==== Materials provided

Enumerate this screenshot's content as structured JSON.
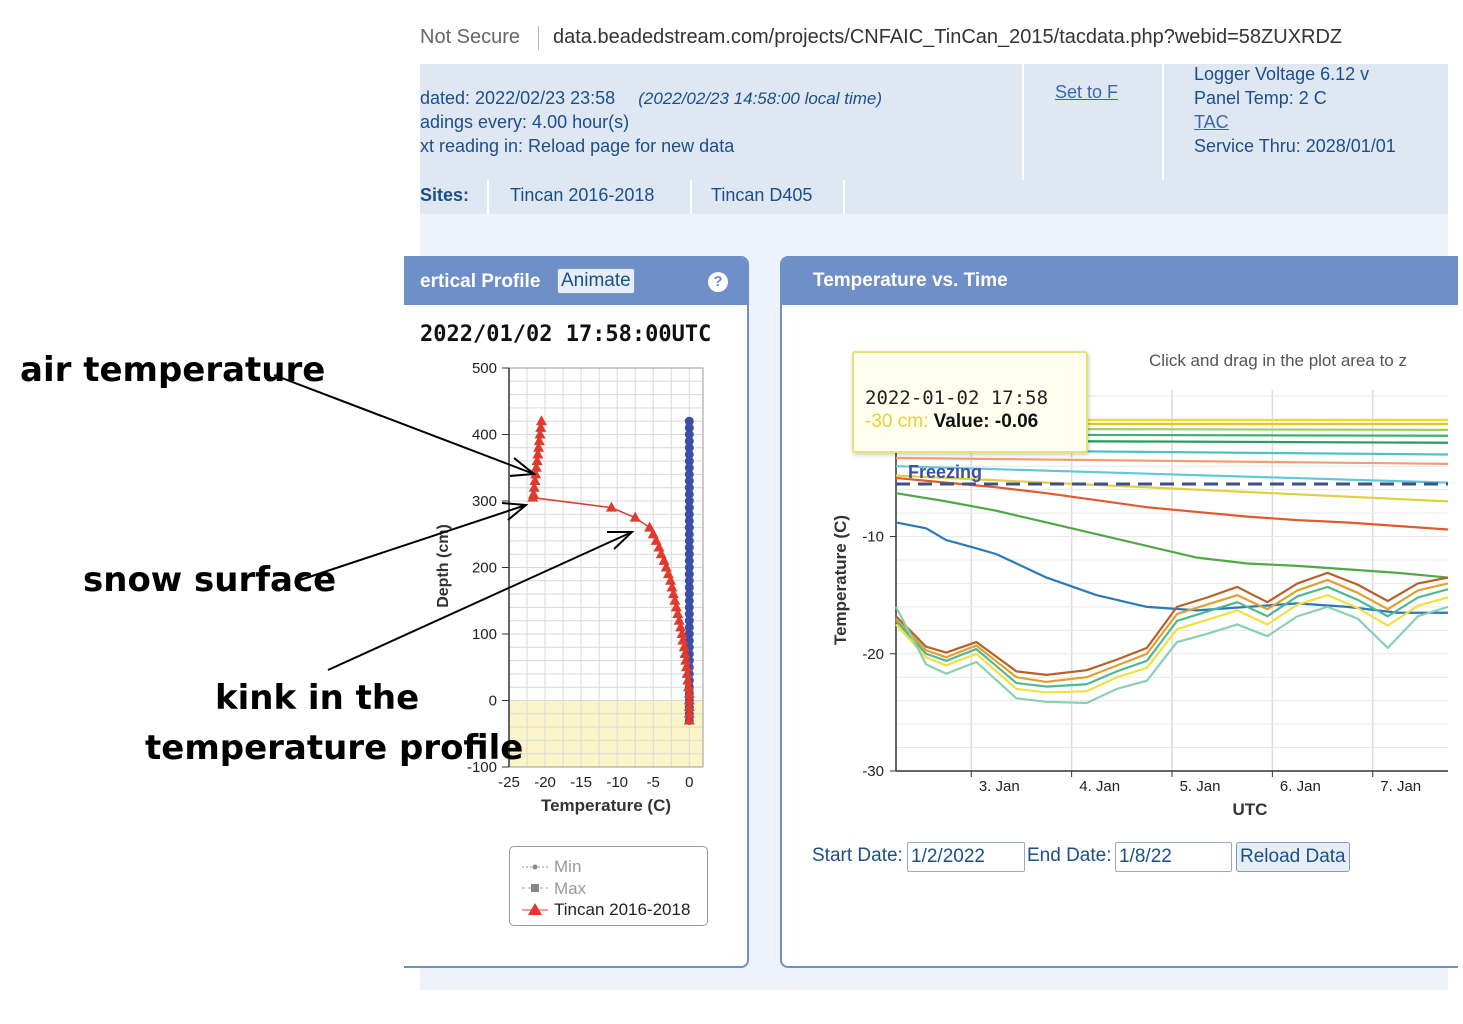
{
  "address_bar": {
    "security": "Not Secure",
    "url": "data.beadedstream.com/projects/CNFAIC_TinCan_2015/tacdata.php?webid=58ZUXRDZ"
  },
  "header": {
    "updated": "dated: 2022/02/23 23:58",
    "local_time": "(2022/02/23 14:58:00 local time)",
    "readings": "adings every: 4.00 hour(s)",
    "next_reading": "xt reading in: Reload page for new data",
    "set_to_f": "Set to F",
    "logger_voltage": "Logger Voltage 6.12 v",
    "panel_temp": "Panel Temp: 2 C",
    "tac_link": "TAC",
    "service_thru": "Service Thru: 2028/01/01"
  },
  "sites": {
    "label": "Sites:",
    "items": [
      "Tincan 2016-2018",
      "Tincan D405"
    ]
  },
  "vertical_profile": {
    "title": "ertical Profile",
    "animate_button": "Animate",
    "help_icon": "?",
    "timestamp": "2022/01/02 17:58:00UTC",
    "legend": [
      "Min",
      "Max",
      "Tincan 2016-2018"
    ]
  },
  "temp_vs_time": {
    "title": "Temperature vs. Time",
    "hint": "Click and drag in the plot area to z",
    "tooltip_date": "2022-01-02 17:58",
    "tooltip_series": "-30 cm:",
    "tooltip_value": "Value: -0.06",
    "freezing_label": "Freezing",
    "start_label": "Start Date:",
    "start_value": "1/2/2022",
    "end_label": "End Date:",
    "end_value": "1/8/22",
    "reload_button": "Reload Data"
  },
  "annotations": {
    "air": "air temperature",
    "snow": "snow surface",
    "kink_line1": "kink in the",
    "kink_line2": "temperature profile"
  },
  "colors": {
    "panel_blue": "#6f8fc8",
    "header_bg": "#dfe7f3",
    "link_blue": "#1a4f8a",
    "profile_red": "#e03a2f",
    "profile_blue": "#3b4fa8",
    "ground_yellow": "#faf5c8"
  },
  "chart_data": [
    {
      "type": "scatter",
      "xlabel": "Temperature (C)",
      "ylabel": "Depth (cm)",
      "xlim": [
        -25,
        0
      ],
      "ylim": [
        -100,
        500
      ],
      "x_ticks": [
        -25,
        -20,
        -15,
        -10,
        -5,
        0
      ],
      "y_ticks": [
        -100,
        0,
        100,
        200,
        300,
        400,
        500
      ],
      "grid": true,
      "legend_position": "bottom",
      "series": [
        {
          "name": "Tincan 2016-2018",
          "points": [
            [
              -20.5,
              420
            ],
            [
              -20.6,
              410
            ],
            [
              -20.7,
              400
            ],
            [
              -20.8,
              390
            ],
            [
              -20.9,
              380
            ],
            [
              -21.0,
              370
            ],
            [
              -21.1,
              360
            ],
            [
              -21.2,
              350
            ],
            [
              -21.3,
              340
            ],
            [
              -21.4,
              330
            ],
            [
              -21.5,
              320
            ],
            [
              -21.6,
              310
            ],
            [
              -21.7,
              305
            ],
            [
              -10.8,
              290
            ],
            [
              -7.5,
              275
            ],
            [
              -5.5,
              260
            ],
            [
              -5.0,
              250
            ],
            [
              -4.6,
              240
            ],
            [
              -4.2,
              230
            ],
            [
              -3.9,
              220
            ],
            [
              -3.5,
              210
            ],
            [
              -3.2,
              200
            ],
            [
              -2.9,
              190
            ],
            [
              -2.6,
              180
            ],
            [
              -2.4,
              170
            ],
            [
              -2.2,
              160
            ],
            [
              -2.0,
              150
            ],
            [
              -1.8,
              140
            ],
            [
              -1.6,
              130
            ],
            [
              -1.4,
              120
            ],
            [
              -1.2,
              110
            ],
            [
              -1.0,
              100
            ],
            [
              -0.9,
              90
            ],
            [
              -0.7,
              80
            ],
            [
              -0.6,
              70
            ],
            [
              -0.5,
              60
            ],
            [
              -0.4,
              50
            ],
            [
              -0.3,
              40
            ],
            [
              -0.2,
              30
            ],
            [
              -0.1,
              20
            ],
            [
              0,
              10
            ],
            [
              0,
              0
            ],
            [
              0,
              -10
            ],
            [
              0,
              -20
            ],
            [
              0,
              -30
            ]
          ]
        },
        {
          "name": "",
          "points": [
            [
              0,
              420
            ],
            [
              0,
              410
            ],
            [
              0,
              400
            ],
            [
              0,
              390
            ],
            [
              0,
              380
            ],
            [
              0,
              370
            ],
            [
              0,
              360
            ],
            [
              0,
              350
            ],
            [
              0,
              340
            ],
            [
              0,
              330
            ],
            [
              0,
              320
            ],
            [
              0,
              310
            ],
            [
              0,
              300
            ],
            [
              0,
              290
            ],
            [
              0,
              280
            ],
            [
              0,
              270
            ],
            [
              0,
              260
            ],
            [
              0,
              250
            ],
            [
              0,
              240
            ],
            [
              0,
              230
            ],
            [
              0,
              220
            ],
            [
              0,
              210
            ],
            [
              0,
              200
            ],
            [
              0,
              190
            ],
            [
              0,
              180
            ],
            [
              0,
              170
            ],
            [
              0,
              160
            ],
            [
              0,
              150
            ],
            [
              0,
              140
            ],
            [
              0,
              130
            ],
            [
              0,
              120
            ],
            [
              0,
              110
            ],
            [
              0,
              100
            ],
            [
              0,
              90
            ],
            [
              0,
              80
            ],
            [
              0,
              70
            ],
            [
              0,
              60
            ],
            [
              0,
              50
            ],
            [
              0,
              40
            ],
            [
              0,
              30
            ],
            [
              0,
              20
            ],
            [
              0,
              10
            ],
            [
              0,
              0
            ],
            [
              0,
              -10
            ],
            [
              0,
              -20
            ],
            [
              0,
              -30
            ]
          ]
        }
      ]
    },
    {
      "type": "line",
      "xlabel": "UTC",
      "ylabel": "Temperature (C)",
      "x_ticks": [
        "3. Jan",
        "4. Jan",
        "5. Jan",
        "6. Jan",
        "7. Jan"
      ],
      "ylim": [
        -30,
        0
      ],
      "y_ticks": [
        -30,
        -20,
        -10,
        0
      ],
      "xlim_days": [
        2.0,
        7.5
      ],
      "series": [
        {
          "color": "#e8e020",
          "x": [
            2.0,
            7.5
          ],
          "values": [
            -0.06,
            -0.06
          ]
        },
        {
          "color": "#f0c020",
          "x": [
            2.0,
            7.5
          ],
          "values": [
            -0.4,
            -0.4
          ]
        },
        {
          "color": "#9fd060",
          "x": [
            2.0,
            7.5
          ],
          "values": [
            -0.8,
            -0.9
          ]
        },
        {
          "color": "#40b070",
          "x": [
            2.0,
            7.5
          ],
          "values": [
            -1.3,
            -1.4
          ]
        },
        {
          "color": "#2a9a60",
          "x": [
            2.0,
            7.5
          ],
          "values": [
            -1.8,
            -2.0
          ]
        },
        {
          "color": "#50c0c0",
          "x": [
            2.0,
            7.5
          ],
          "values": [
            -2.6,
            -3.0
          ]
        },
        {
          "color": "#f0a070",
          "x": [
            2.0,
            7.5
          ],
          "values": [
            -3.3,
            -3.8
          ]
        },
        {
          "color": "#60c8d8",
          "x": [
            2.0,
            7.5
          ],
          "values": [
            -4.0,
            -5.4
          ]
        },
        {
          "color": "#e0d040",
          "x": [
            2.0,
            7.5
          ],
          "values": [
            -4.8,
            -7.0
          ]
        },
        {
          "color": "#e05a30",
          "x": [
            2.0,
            2.5,
            3.0,
            3.5,
            4.0,
            4.5,
            5.0,
            5.5,
            6.0,
            6.5,
            7.0,
            7.5
          ],
          "values": [
            -5.0,
            -5.4,
            -5.8,
            -6.3,
            -6.9,
            -7.5,
            -7.9,
            -8.3,
            -8.6,
            -8.8,
            -9.1,
            -9.4
          ]
        },
        {
          "color": "#50a848",
          "x": [
            2.0,
            2.5,
            3.0,
            3.5,
            4.0,
            4.5,
            5.0,
            5.5,
            6.0,
            6.5,
            7.0,
            7.5
          ],
          "values": [
            -6.3,
            -7.0,
            -7.8,
            -8.8,
            -9.8,
            -10.8,
            -11.8,
            -12.3,
            -12.5,
            -12.8,
            -13.1,
            -13.5
          ]
        },
        {
          "color": "#2a7ab8",
          "x": [
            2.0,
            2.3,
            2.5,
            2.8,
            3.0,
            3.5,
            4.0,
            4.5,
            5.0,
            5.5,
            6.0,
            6.5,
            7.0,
            7.5
          ],
          "values": [
            -8.8,
            -9.3,
            -10.3,
            -11.0,
            -11.5,
            -13.5,
            -15.0,
            -16.0,
            -16.3,
            -16.0,
            -15.7,
            -16.0,
            -16.5,
            -16.5
          ]
        },
        {
          "color": "#b8602a",
          "x": [
            2.0,
            2.3,
            2.5,
            2.8,
            3.2,
            3.5,
            3.9,
            4.2,
            4.5,
            4.8,
            5.1,
            5.4,
            5.7,
            6.0,
            6.3,
            6.6,
            6.9,
            7.2,
            7.5
          ],
          "values": [
            -16.8,
            -19.4,
            -19.9,
            -19.0,
            -21.5,
            -21.8,
            -21.4,
            -20.5,
            -19.5,
            -16.0,
            -15.2,
            -14.3,
            -15.6,
            -14.0,
            -13.1,
            -14.1,
            -15.5,
            -14.0,
            -13.5
          ]
        },
        {
          "color": "#e0a030",
          "x": [
            2.0,
            2.3,
            2.5,
            2.8,
            3.2,
            3.5,
            3.9,
            4.2,
            4.5,
            4.8,
            5.1,
            5.4,
            5.7,
            6.0,
            6.3,
            6.6,
            6.9,
            7.2,
            7.5
          ],
          "values": [
            -17.0,
            -19.7,
            -20.3,
            -19.3,
            -22.0,
            -22.4,
            -22.0,
            -21.0,
            -20.0,
            -16.6,
            -15.8,
            -15.0,
            -16.2,
            -14.6,
            -13.7,
            -14.8,
            -16.2,
            -14.6,
            -14.0
          ]
        },
        {
          "color": "#50b890",
          "x": [
            2.0,
            2.3,
            2.5,
            2.8,
            3.2,
            3.5,
            3.9,
            4.2,
            4.5,
            4.8,
            5.1,
            5.4,
            5.7,
            6.0,
            6.3,
            6.6,
            6.9,
            7.2,
            7.5
          ],
          "values": [
            -17.2,
            -20.0,
            -20.6,
            -19.6,
            -22.5,
            -22.8,
            -22.6,
            -21.5,
            -20.6,
            -17.2,
            -16.4,
            -15.6,
            -16.8,
            -15.1,
            -14.3,
            -15.4,
            -16.8,
            -15.2,
            -14.5
          ]
        },
        {
          "color": "#f0e040",
          "x": [
            2.0,
            2.3,
            2.5,
            2.8,
            3.2,
            3.5,
            3.9,
            4.2,
            4.5,
            4.8,
            5.1,
            5.4,
            5.7,
            6.0,
            6.3,
            6.6,
            6.9,
            7.2,
            7.5
          ],
          "values": [
            -17.5,
            -20.3,
            -21.0,
            -20.0,
            -23.0,
            -23.3,
            -23.2,
            -22.0,
            -21.2,
            -17.9,
            -17.1,
            -16.3,
            -17.5,
            -15.8,
            -15.0,
            -16.1,
            -17.6,
            -15.9,
            -15.2
          ]
        },
        {
          "color": "#8ad0b0",
          "x": [
            2.0,
            2.3,
            2.5,
            2.8,
            3.2,
            3.5,
            3.9,
            4.2,
            4.5,
            4.8,
            5.1,
            5.4,
            5.7,
            6.0,
            6.3,
            6.6,
            6.9,
            7.2,
            7.5
          ],
          "values": [
            -16.0,
            -20.9,
            -21.7,
            -20.7,
            -23.8,
            -24.1,
            -24.2,
            -23.0,
            -22.3,
            -19.0,
            -18.3,
            -17.5,
            -18.5,
            -16.8,
            -16.0,
            -17.0,
            -19.5,
            -16.8,
            -16.0
          ]
        }
      ]
    }
  ]
}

========

◆ Instructions for the task ◆
Filter out every line that lacks the word "Reload", and copy the rest.

◆ Written response ◆
    "next_reading": "xt reading in: Reload page for new data",
    "reload_button": "Reload Data"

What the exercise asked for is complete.